**SOURCE TEXT**.
Demolition Days / Historic Huntsville school is coming down, and residents wonder why

Huntsville residents have been watching in disbelief the last few days as the old Valley School building has been coming down.  Di Lewis was Johnny-on-the-spot (or maybe Suzy-on-the-spot would be more appropriate) with this article in the Standard.

Demolition Days / Historic Huntsville school is coming down, and residents wonder why

Many of the locals feel like the heart of the community has been taken away.  From the article:

"People are just sad about it," said Huntsville Mayor Jim Truett. "It's sad to see it go."
Many are third-, fourth- and even fifth-generation Huntsville residents, he said, and seeing the school they, their parents and their children went to coming down is very difficult.
Others are just upset about what they see as waste.
Doug Allen, a 50-year Huntsville resident, said he is not particularly nostalgic but feels that destroying a school and building a new one is a waste of taxpayer money.

**YOUR TASKS**.
1: According to the Valley School demolition text, why do many residents find it so hard to watch the school come down? Answer in one to three sentences.
2: Extend the Valley School demolition text, picking up right after its last sentence.
The entries come from a source unrelated to the Valley School demolition text.

**STORED RECORDS**.
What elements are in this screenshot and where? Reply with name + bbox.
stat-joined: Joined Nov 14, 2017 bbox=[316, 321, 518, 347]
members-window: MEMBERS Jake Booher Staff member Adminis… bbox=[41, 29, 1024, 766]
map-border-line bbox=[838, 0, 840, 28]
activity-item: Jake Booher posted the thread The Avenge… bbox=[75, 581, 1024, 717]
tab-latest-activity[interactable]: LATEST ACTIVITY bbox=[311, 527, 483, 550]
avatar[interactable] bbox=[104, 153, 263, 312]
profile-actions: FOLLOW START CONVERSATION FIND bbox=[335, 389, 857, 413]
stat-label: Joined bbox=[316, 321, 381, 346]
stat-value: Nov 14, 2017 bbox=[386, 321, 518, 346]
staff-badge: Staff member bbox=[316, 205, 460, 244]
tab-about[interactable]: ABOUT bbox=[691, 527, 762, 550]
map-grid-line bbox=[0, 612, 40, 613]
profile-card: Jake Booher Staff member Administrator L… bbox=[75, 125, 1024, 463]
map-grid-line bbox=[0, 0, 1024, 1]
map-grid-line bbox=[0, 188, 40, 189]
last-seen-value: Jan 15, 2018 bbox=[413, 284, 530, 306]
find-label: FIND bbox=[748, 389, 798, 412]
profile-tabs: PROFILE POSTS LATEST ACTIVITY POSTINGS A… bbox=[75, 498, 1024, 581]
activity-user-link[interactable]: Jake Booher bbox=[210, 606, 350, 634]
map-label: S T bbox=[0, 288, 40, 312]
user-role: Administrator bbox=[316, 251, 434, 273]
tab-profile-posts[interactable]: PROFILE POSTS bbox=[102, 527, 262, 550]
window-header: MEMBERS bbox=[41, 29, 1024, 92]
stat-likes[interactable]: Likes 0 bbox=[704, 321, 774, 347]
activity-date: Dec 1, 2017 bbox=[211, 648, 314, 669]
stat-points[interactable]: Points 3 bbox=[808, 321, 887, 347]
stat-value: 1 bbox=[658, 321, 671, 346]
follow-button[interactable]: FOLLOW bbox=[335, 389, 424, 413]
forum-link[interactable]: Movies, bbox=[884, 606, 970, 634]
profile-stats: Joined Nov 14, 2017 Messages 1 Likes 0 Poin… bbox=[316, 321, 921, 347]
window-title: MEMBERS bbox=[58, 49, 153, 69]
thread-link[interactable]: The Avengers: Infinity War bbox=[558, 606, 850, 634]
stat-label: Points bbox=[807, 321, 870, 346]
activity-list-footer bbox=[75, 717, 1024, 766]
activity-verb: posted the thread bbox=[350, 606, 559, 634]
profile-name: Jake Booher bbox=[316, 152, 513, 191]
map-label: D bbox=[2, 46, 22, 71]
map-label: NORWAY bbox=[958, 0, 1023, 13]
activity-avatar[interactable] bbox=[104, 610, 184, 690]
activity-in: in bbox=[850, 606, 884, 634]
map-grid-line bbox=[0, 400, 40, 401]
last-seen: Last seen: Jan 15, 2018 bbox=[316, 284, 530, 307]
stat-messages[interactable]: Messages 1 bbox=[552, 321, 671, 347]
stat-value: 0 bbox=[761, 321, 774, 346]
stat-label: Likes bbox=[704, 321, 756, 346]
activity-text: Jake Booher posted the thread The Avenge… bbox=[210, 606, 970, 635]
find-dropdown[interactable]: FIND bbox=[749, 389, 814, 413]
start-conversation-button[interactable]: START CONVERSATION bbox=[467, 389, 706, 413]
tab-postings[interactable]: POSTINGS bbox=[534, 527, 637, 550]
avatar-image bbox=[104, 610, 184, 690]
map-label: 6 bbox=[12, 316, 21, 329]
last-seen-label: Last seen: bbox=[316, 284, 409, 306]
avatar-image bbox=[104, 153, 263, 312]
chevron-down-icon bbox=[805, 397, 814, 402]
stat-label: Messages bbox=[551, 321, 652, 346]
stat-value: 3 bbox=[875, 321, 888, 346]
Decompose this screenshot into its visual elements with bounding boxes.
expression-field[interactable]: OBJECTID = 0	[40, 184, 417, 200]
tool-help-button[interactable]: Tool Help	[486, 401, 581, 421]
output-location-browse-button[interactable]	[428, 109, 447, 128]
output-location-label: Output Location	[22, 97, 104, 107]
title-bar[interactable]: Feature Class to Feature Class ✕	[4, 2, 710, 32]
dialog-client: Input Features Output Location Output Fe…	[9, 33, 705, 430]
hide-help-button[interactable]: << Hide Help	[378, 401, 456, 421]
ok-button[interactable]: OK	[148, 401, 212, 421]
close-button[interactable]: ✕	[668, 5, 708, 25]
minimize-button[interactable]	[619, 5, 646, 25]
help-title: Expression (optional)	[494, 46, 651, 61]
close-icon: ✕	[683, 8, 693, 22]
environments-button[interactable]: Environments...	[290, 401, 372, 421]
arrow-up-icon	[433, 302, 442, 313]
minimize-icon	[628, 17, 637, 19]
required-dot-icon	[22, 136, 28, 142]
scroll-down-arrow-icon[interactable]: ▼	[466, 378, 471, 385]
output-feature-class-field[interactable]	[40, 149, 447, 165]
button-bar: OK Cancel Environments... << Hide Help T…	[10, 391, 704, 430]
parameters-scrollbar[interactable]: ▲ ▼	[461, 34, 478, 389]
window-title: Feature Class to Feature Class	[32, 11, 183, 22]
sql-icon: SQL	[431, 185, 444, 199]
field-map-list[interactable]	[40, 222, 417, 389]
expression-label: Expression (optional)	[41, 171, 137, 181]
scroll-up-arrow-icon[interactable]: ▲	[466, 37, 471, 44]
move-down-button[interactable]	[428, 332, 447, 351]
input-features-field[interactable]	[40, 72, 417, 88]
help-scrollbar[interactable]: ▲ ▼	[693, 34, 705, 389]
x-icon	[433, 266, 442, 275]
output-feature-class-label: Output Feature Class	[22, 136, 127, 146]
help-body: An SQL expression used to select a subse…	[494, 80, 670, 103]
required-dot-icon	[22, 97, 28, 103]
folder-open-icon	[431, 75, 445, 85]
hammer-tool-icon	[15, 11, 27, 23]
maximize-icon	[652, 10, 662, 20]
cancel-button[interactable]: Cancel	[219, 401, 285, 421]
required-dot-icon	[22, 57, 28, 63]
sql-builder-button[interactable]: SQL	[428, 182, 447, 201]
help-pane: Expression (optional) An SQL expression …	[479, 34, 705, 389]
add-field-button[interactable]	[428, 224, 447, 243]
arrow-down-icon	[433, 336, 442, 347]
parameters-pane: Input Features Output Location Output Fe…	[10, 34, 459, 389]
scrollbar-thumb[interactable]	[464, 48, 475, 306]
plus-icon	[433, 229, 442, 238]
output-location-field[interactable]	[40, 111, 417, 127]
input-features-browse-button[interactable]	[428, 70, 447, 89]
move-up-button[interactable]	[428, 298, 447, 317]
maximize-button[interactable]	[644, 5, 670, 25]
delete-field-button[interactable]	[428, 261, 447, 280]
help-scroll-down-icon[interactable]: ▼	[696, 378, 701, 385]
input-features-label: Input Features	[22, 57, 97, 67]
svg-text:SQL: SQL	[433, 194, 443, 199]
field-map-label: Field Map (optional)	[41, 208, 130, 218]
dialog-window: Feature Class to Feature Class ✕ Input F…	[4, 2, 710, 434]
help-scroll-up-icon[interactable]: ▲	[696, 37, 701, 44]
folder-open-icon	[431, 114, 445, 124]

**RESULTS OF THE EXERCISE**.
1: Many residents are third-, fourth- and even fifth-generation Huntsville residents. The school being torn down is the one they, their parents and their children attended.

2:
Huntsville resident John Posnien was watching the demolition with Allen and said the school district gave up the best location.
In Huntsville, some children are able to walk to school, the streets have little traffic and the Ogden Valley Branch of the Weber County Library was built across the street because the school was there, Posnien said.
He said residents feel school district officials were sneaky about moving the location of the new school.
"It was done subversively. It was cut-and-dried and you couldn't even talk to them about it."
Truett said the city wasn't even notified about the vote on moving the school and city officials were stonewalled when they tried to talk to school district officials.

RIP Ole' Valley!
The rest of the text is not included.